→ **Provided material**:
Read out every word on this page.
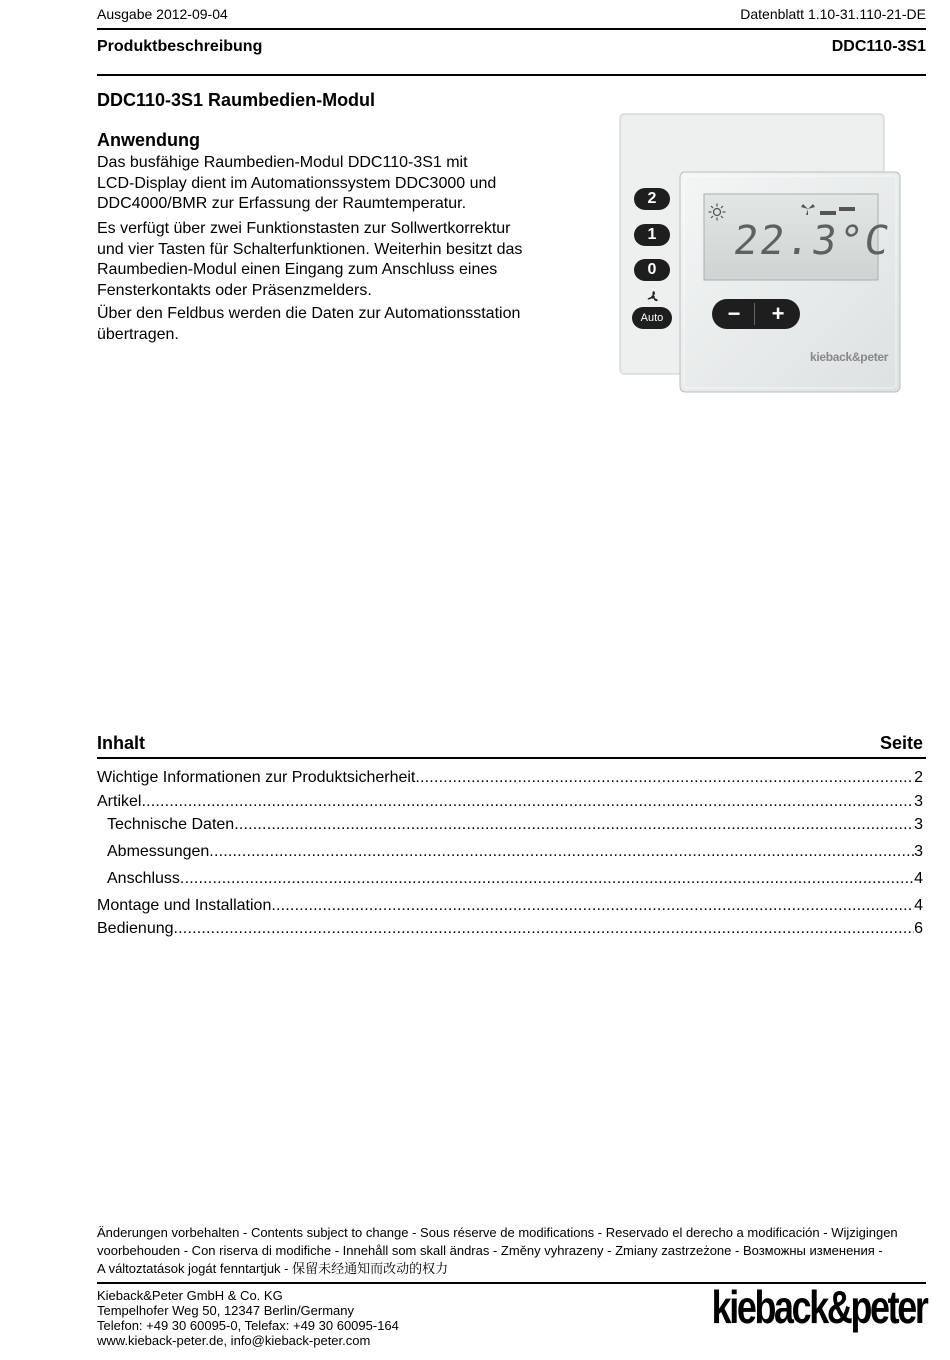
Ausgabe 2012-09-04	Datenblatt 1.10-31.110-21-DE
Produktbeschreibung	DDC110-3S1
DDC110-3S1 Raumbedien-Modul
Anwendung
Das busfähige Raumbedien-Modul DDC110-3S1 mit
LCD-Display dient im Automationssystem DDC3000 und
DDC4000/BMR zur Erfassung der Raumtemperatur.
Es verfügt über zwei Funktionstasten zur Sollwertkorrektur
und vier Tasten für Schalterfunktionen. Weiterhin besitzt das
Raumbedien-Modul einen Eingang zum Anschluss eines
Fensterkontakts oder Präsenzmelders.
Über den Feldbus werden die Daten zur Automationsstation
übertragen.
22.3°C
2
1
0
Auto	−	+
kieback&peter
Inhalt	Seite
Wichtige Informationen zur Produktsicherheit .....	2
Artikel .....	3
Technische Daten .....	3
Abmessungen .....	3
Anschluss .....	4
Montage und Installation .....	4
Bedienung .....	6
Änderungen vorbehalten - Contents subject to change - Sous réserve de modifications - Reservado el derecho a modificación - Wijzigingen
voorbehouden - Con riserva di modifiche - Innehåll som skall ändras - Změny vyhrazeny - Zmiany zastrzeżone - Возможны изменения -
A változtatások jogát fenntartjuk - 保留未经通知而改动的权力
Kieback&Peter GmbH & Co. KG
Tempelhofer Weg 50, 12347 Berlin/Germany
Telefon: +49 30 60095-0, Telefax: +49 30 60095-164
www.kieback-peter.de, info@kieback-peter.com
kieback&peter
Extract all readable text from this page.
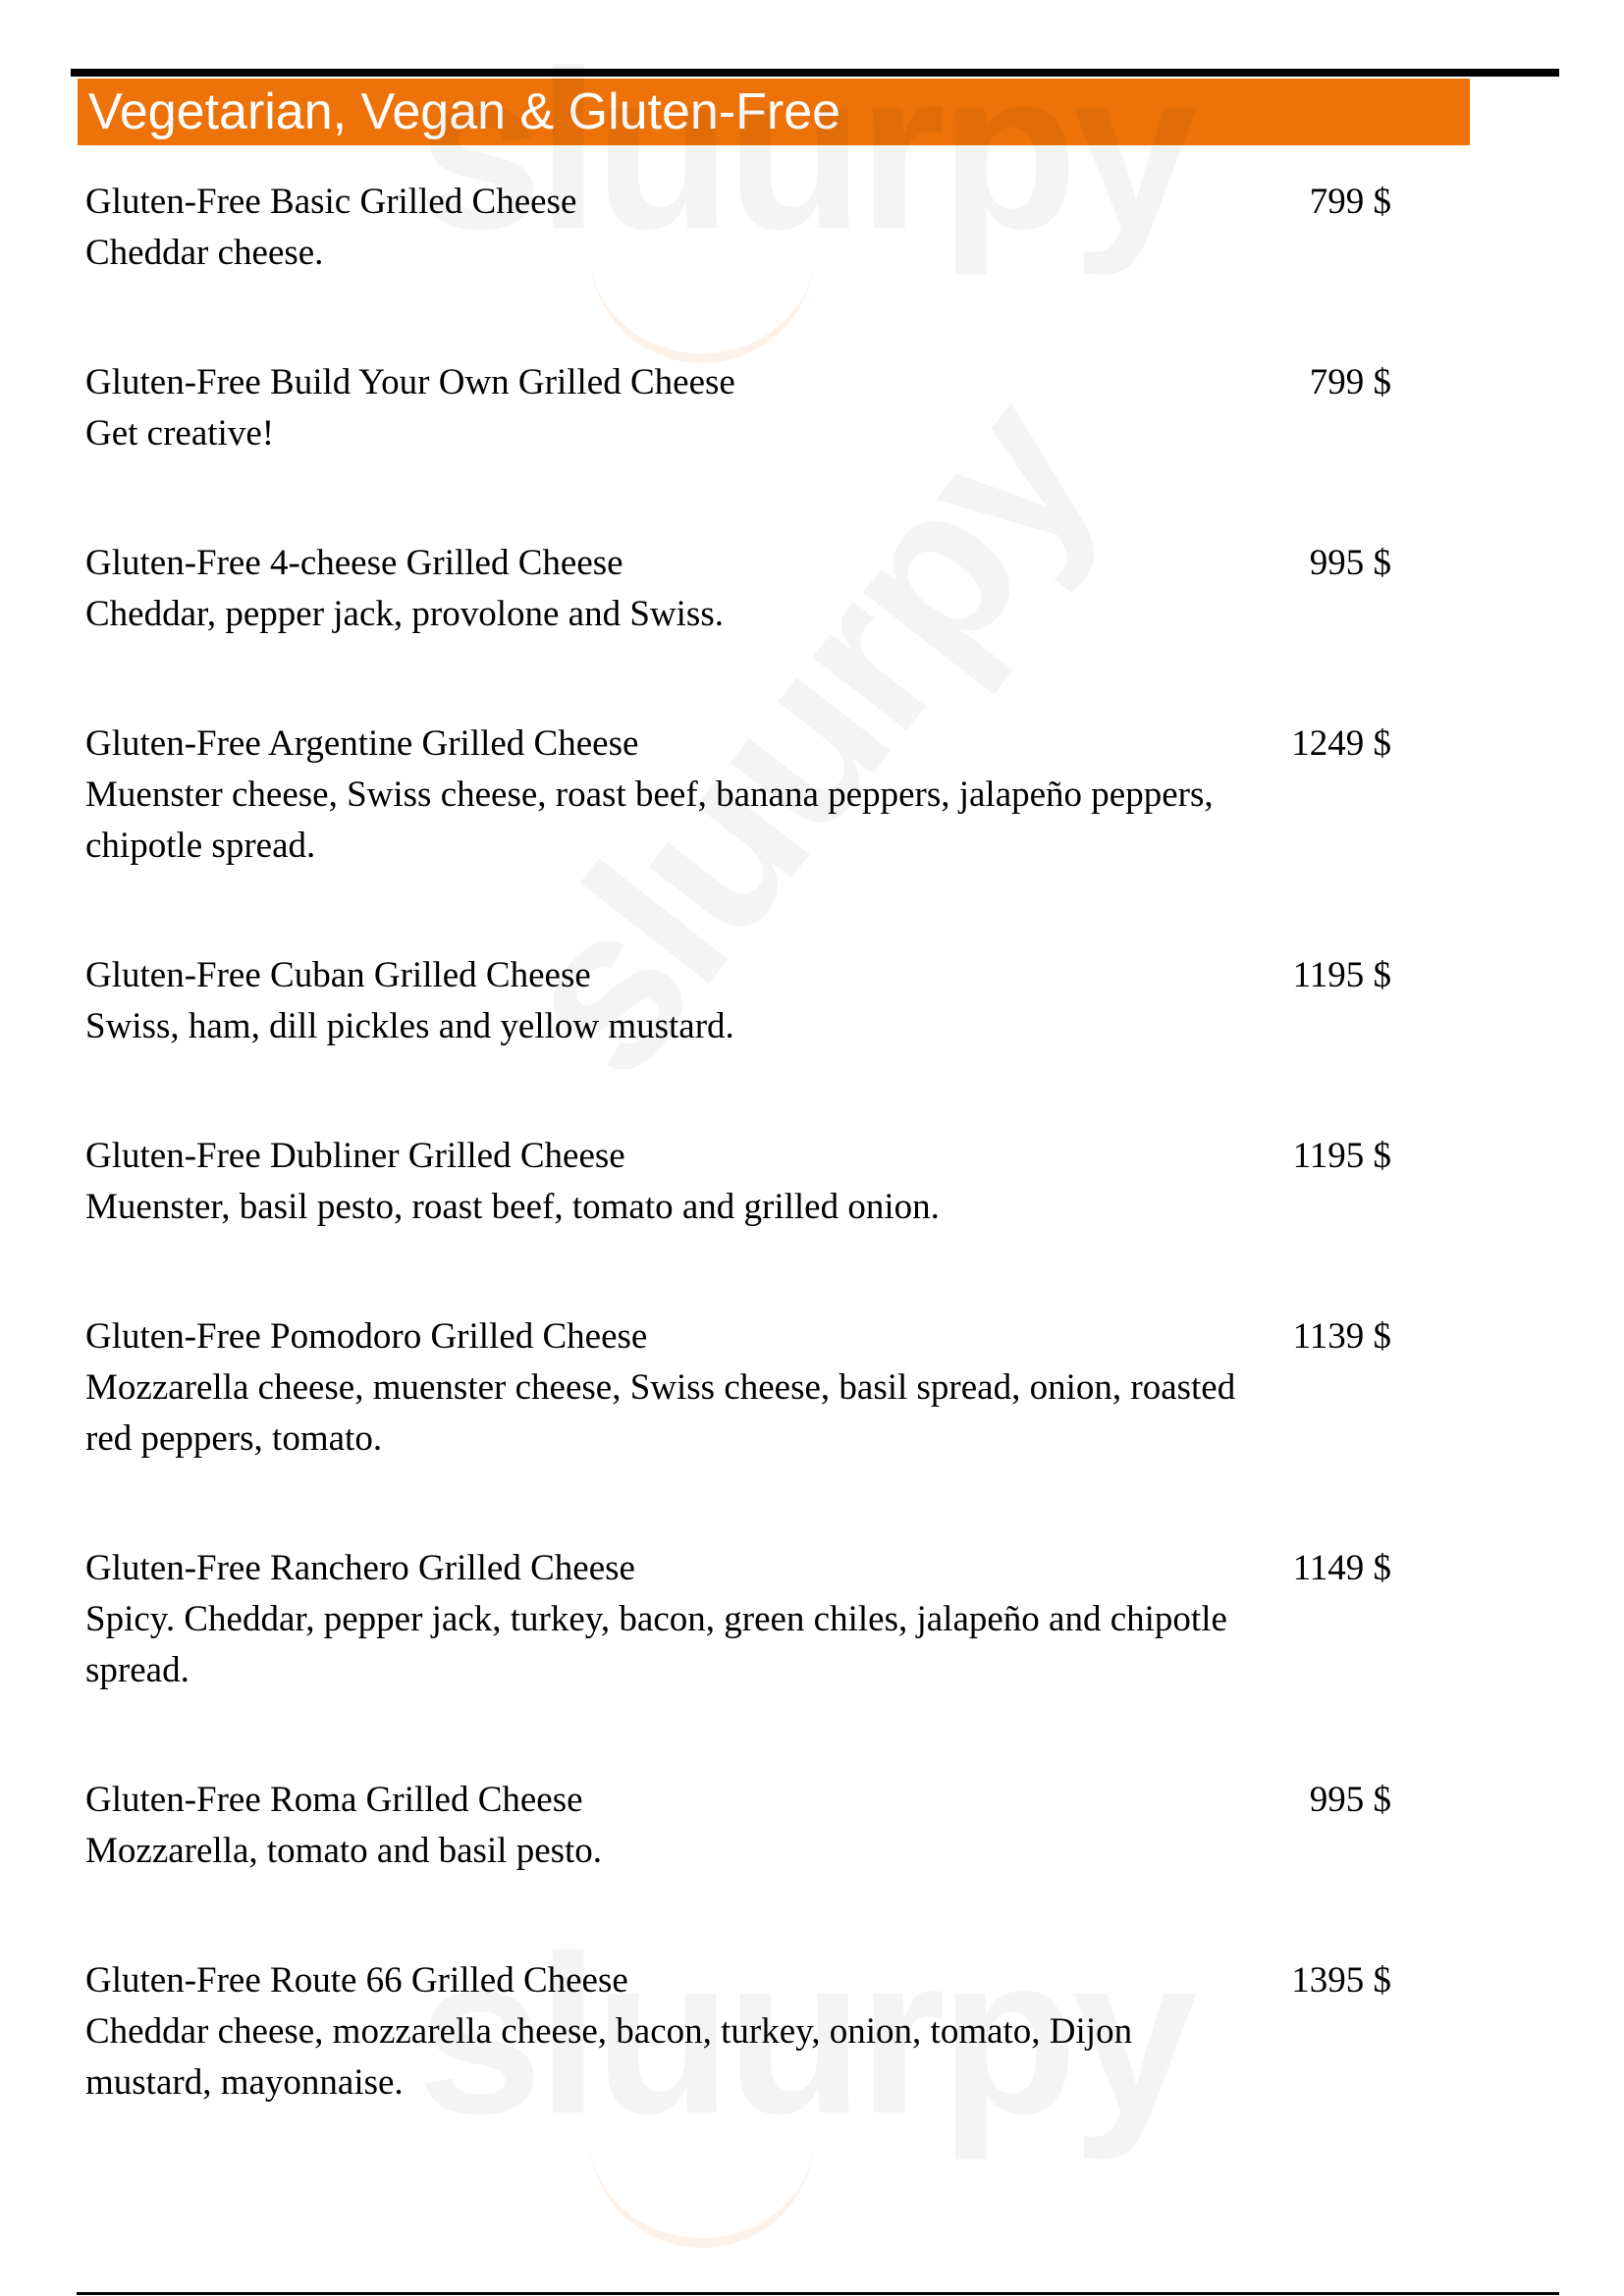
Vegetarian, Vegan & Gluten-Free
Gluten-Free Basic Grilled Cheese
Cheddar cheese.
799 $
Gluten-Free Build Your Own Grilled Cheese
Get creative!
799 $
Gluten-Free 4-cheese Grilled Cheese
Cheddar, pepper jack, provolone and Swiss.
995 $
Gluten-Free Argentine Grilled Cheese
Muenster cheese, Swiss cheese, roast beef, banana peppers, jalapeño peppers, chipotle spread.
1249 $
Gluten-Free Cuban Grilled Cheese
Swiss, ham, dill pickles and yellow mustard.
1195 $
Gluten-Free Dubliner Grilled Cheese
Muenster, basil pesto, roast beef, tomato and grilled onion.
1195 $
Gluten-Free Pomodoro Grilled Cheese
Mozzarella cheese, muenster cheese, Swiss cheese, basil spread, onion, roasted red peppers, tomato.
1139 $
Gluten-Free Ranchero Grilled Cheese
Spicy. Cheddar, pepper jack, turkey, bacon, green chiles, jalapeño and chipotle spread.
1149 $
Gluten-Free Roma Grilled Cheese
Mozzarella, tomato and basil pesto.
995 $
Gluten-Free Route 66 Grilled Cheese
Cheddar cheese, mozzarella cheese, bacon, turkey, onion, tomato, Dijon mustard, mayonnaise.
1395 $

→ **What this task involves**: Output the line that contains "Extract all readable text from this page." and every subsequent line through the end of the entries, exactly as given, without pictures.

→ **Answer to the task**:
Extract all readable text from this page.
Vegetarian, Vegan & Gluten-Free
Gluten-Free Basic Grilled Cheese
Cheddar cheese.
799 $
Gluten-Free Build Your Own Grilled Cheese
Get creative!
799 $
Gluten-Free 4-cheese Grilled Cheese
Cheddar, pepper jack, provolone and Swiss.
995 $
Gluten-Free Argentine Grilled Cheese
Muenster cheese, Swiss cheese, roast beef, banana peppers, jalapeño peppers, chipotle spread.
1249 $
Gluten-Free Cuban Grilled Cheese
Swiss, ham, dill pickles and yellow mustard.
1195 $
Gluten-Free Dubliner Grilled Cheese
Muenster, basil pesto, roast beef, tomato and grilled onion.
1195 $
Gluten-Free Pomodoro Grilled Cheese
Mozzarella cheese, muenster cheese, Swiss cheese, basil spread, onion, roasted red peppers, tomato.
1139 $
Gluten-Free Ranchero Grilled Cheese
Spicy. Cheddar, pepper jack, turkey, bacon, green chiles, jalapeño and chipotle spread.
1149 $
Gluten-Free Roma Grilled Cheese
Mozzarella, tomato and basil pesto.
995 $
Gluten-Free Route 66 Grilled Cheese
Cheddar cheese, mozzarella cheese, bacon, turkey, onion, tomato, Dijon mustard, mayonnaise.
1395 $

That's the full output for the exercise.